§ Written task
Please copy the data from its start through the line containing "839, 813, 859]", inclusive, switching "screenshot" to "page" and leaving everything else unchanged.

— start —

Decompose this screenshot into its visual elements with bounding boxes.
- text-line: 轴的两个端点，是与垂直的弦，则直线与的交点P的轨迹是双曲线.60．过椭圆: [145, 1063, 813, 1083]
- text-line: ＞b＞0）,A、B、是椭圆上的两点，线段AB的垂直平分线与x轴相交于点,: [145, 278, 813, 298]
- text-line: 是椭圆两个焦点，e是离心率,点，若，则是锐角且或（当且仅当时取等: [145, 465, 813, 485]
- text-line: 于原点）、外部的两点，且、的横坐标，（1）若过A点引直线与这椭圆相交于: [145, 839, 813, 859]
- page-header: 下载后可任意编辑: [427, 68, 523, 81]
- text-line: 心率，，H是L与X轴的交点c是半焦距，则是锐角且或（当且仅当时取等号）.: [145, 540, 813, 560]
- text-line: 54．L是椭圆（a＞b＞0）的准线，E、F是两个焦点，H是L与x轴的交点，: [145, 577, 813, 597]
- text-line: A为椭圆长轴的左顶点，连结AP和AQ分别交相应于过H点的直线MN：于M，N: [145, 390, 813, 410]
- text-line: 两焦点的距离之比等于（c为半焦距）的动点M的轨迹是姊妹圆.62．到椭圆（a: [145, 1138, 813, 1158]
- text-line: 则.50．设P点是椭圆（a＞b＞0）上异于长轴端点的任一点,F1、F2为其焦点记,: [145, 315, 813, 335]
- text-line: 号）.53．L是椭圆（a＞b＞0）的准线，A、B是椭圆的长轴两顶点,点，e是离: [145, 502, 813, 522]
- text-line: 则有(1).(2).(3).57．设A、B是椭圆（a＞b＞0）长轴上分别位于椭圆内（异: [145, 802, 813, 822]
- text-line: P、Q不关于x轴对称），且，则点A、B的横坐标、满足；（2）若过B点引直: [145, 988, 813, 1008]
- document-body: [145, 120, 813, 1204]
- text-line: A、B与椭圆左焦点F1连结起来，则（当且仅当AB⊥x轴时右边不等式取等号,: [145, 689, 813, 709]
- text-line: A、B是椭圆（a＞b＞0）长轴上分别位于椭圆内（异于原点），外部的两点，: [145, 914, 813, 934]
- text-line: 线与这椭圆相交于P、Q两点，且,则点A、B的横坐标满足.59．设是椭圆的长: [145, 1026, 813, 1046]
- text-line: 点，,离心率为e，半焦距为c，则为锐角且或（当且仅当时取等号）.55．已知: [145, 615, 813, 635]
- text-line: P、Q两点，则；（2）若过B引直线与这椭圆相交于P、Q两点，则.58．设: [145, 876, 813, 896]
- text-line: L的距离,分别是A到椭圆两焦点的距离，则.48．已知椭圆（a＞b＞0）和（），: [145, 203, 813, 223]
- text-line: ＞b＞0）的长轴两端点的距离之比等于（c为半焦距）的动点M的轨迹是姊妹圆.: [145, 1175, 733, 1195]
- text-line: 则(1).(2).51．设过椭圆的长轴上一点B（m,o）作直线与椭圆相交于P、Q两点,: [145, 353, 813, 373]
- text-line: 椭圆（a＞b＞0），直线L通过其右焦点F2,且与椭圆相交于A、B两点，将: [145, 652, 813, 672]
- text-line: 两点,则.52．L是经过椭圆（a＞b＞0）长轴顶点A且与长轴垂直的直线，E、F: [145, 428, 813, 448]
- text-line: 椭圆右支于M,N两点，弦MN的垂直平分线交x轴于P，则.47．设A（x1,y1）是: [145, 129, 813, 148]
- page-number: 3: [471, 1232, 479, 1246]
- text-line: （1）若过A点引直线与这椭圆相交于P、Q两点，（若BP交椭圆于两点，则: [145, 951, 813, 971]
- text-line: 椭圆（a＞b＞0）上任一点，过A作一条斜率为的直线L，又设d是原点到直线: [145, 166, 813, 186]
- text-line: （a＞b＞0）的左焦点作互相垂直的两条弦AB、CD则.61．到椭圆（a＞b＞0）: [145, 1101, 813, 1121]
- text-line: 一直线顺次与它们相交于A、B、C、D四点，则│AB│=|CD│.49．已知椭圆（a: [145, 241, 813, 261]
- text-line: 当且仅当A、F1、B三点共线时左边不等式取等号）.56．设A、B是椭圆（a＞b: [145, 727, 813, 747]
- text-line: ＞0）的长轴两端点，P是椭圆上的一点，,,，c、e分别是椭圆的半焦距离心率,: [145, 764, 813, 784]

— end —

§ Finished task
Decompose this page into its visual elements with bounding boxes.
- text-line: 轴的两个端点，是与垂直的弦，则直线与的交点P的轨迹是双曲线.60．过椭圆: [145, 1063, 813, 1083]
- text-line: ＞b＞0）,A、B、是椭圆上的两点，线段AB的垂直平分线与x轴相交于点,: [145, 278, 813, 298]
- text-line: 是椭圆两个焦点，e是离心率,点，若，则是锐角且或（当且仅当时取等: [145, 465, 813, 485]
- text-line: 于原点）、外部的两点，且、的横坐标，（1）若过A点引直线与这椭圆相交于: [145, 839, 813, 859]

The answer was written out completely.